» Written problem
Each line that holds the word "Latte" counts once; report the total and nothing else.

» Supplied information
- - -

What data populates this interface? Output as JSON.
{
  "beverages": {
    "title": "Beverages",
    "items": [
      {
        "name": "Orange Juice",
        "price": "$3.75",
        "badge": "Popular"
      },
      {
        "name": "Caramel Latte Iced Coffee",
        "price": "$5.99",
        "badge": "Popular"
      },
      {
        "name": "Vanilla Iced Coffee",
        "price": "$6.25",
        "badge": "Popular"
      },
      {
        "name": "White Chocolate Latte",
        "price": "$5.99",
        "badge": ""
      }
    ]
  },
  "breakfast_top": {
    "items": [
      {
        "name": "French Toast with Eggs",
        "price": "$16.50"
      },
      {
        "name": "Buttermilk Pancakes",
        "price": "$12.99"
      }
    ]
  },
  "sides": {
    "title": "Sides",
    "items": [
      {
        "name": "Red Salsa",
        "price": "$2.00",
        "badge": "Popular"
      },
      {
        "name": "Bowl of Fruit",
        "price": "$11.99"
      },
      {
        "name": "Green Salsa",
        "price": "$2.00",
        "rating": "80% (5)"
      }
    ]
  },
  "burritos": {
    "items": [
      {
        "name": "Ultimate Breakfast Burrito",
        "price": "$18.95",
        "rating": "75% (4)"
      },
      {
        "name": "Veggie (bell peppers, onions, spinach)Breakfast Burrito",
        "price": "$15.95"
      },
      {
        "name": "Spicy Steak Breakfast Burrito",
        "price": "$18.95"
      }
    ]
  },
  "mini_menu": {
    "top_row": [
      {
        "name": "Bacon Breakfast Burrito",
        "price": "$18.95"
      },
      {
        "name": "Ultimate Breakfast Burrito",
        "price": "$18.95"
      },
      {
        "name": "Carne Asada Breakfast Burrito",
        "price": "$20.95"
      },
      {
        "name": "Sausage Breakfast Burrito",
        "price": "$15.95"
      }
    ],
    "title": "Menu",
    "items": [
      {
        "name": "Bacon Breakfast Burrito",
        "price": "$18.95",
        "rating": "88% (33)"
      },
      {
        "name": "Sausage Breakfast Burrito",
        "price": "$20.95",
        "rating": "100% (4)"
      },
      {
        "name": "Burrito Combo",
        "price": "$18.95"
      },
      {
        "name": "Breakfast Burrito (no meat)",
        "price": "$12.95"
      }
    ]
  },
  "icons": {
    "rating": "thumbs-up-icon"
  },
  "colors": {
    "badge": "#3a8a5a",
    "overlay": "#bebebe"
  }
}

- - -

» Exercise output
2